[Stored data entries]
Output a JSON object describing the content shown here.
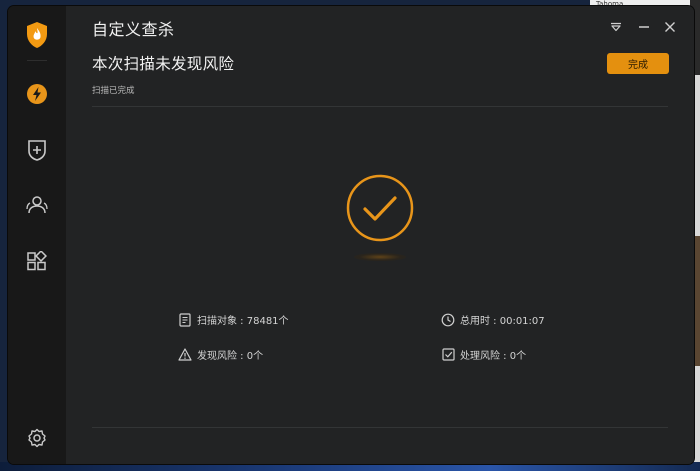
{
  "window": {
    "title": "自定义查杀",
    "headline": "本次扫描未发现风险",
    "subline": "扫描已完成",
    "done_button": "完成"
  },
  "sidebar": {
    "items": [
      {
        "icon": "logo-shield-icon"
      },
      {
        "icon": "lightning-icon"
      },
      {
        "icon": "shield-plus-icon"
      },
      {
        "icon": "users-icon"
      },
      {
        "icon": "apps-grid-icon"
      },
      {
        "icon": "gear-icon"
      }
    ]
  },
  "controls": {
    "icons": [
      "dropdown-menu-icon",
      "minimize-icon",
      "close-icon"
    ]
  },
  "stats": {
    "scan_objects": "扫描对象 : 78481个",
    "total_time": "总用时 : 00:01:07",
    "risks_found": "发现风险 : 0个",
    "risks_handled": "处理风险 : 0个"
  },
  "background": {
    "font_box_label": "Tahoma"
  },
  "colors": {
    "accent": "#e4900f",
    "window_bg": "#222324",
    "sidebar_bg": "#181818"
  }
}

:: Exercise brief ::
Pictures are to be left out; all else in the entries above is to be quoted exactly.

:: Response to this exercise ::
Output a JSON object describing the content shown here.
{
  "window": {
    "title": "自定义查杀",
    "headline": "本次扫描未发现风险",
    "subline": "扫描已完成",
    "done_button": "完成"
  },
  "sidebar": {
    "items": [
      {
        "icon": "logo-shield-icon"
      },
      {
        "icon": "lightning-icon"
      },
      {
        "icon": "shield-plus-icon"
      },
      {
        "icon": "users-icon"
      },
      {
        "icon": "apps-grid-icon"
      },
      {
        "icon": "gear-icon"
      }
    ]
  },
  "controls": {
    "icons": [
      "dropdown-menu-icon",
      "minimize-icon",
      "close-icon"
    ]
  },
  "stats": {
    "scan_objects": "扫描对象 : 78481个",
    "total_time": "总用时 : 00:01:07",
    "risks_found": "发现风险 : 0个",
    "risks_handled": "处理风险 : 0个"
  },
  "background": {
    "font_box_label": "Tahoma"
  },
  "colors": {
    "accent": "#e4900f",
    "window_bg": "#222324",
    "sidebar_bg": "#181818"
  }
}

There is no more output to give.